>> begin Information supplied

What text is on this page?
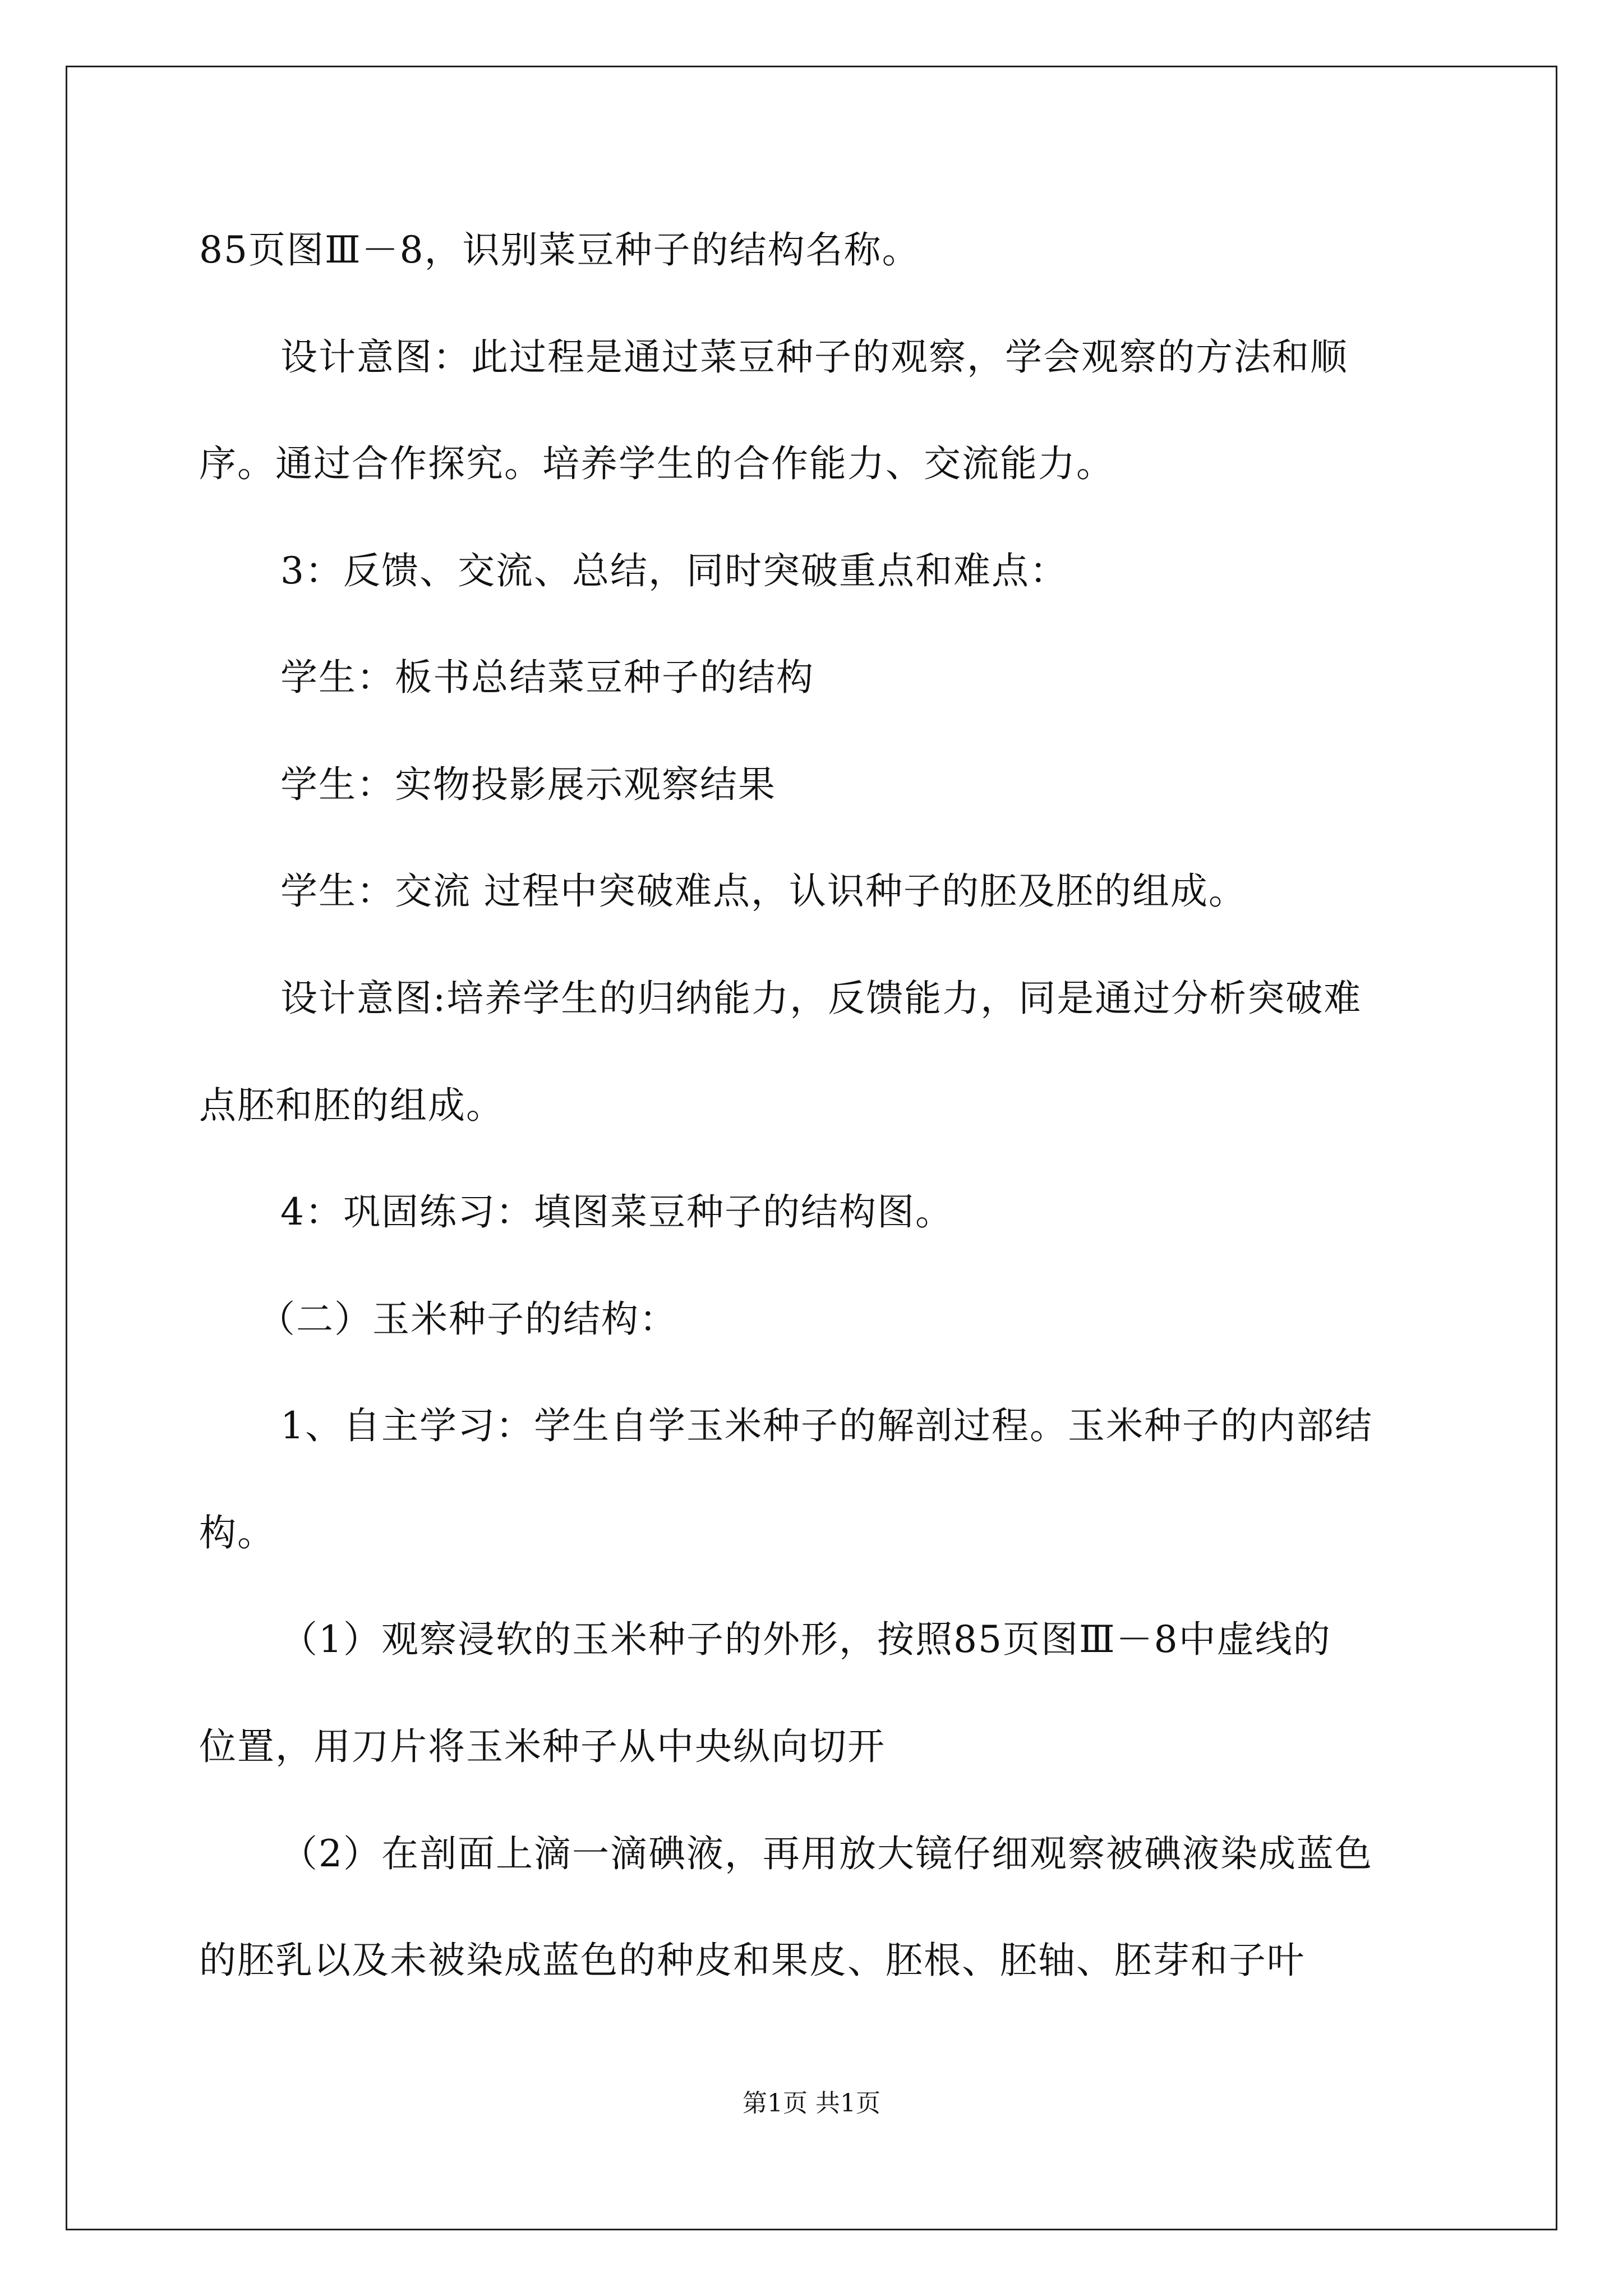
85页图Ⅲ－8，识别菜豆种子的结构名称。
设计意图：此过程是通过菜豆种子的观察，学会观察的方法和顺
序。通过合作探究。培养学生的合作能力、交流能力。
3：反馈、交流、总结，同时突破重点和难点：
学生：板书总结菜豆种子的结构
学生：实物投影展示观察结果
学生：交流 过程中突破难点，认识种子的胚及胚的组成。
设计意图:培养学生的归纳能力，反馈能力，同是通过分析突破难
点胚和胚的组成。
4：巩固练习：填图菜豆种子的结构图。
（二）玉米种子的结构：
1、自主学习：学生自学玉米种子的解剖过程。玉米种子的内部结
构。
（1）观察浸软的玉米种子的外形，按照85页图Ⅲ－8中虚线的
位置，用刀片将玉米种子从中央纵向切开
（2）在剖面上滴一滴碘液，再用放大镜仔细观察被碘液染成蓝色
的胚乳以及未被染成蓝色的种皮和果皮、胚根、胚轴、胚芽和子叶
第1页 共1页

>> end Information supplied

- Instructions to follow:
Each record above should come back exactly the same, only without its pictures.

- Output:
What text is on this page?
85页图Ⅲ－8，识别菜豆种子的结构名称。
设计意图：此过程是通过菜豆种子的观察，学会观察的方法和顺
序。通过合作探究。培养学生的合作能力、交流能力。
3：反馈、交流、总结，同时突破重点和难点：
学生：板书总结菜豆种子的结构
学生：实物投影展示观察结果
学生：交流 过程中突破难点，认识种子的胚及胚的组成。
设计意图:培养学生的归纳能力，反馈能力，同是通过分析突破难
点胚和胚的组成。
4：巩固练习：填图菜豆种子的结构图。
（二）玉米种子的结构：
1、自主学习：学生自学玉米种子的解剖过程。玉米种子的内部结
构。
（1）观察浸软的玉米种子的外形，按照85页图Ⅲ－8中虚线的
位置，用刀片将玉米种子从中央纵向切开
（2）在剖面上滴一滴碘液，再用放大镜仔细观察被碘液染成蓝色
的胚乳以及未被染成蓝色的种皮和果皮、胚根、胚轴、胚芽和子叶
第1页 共1页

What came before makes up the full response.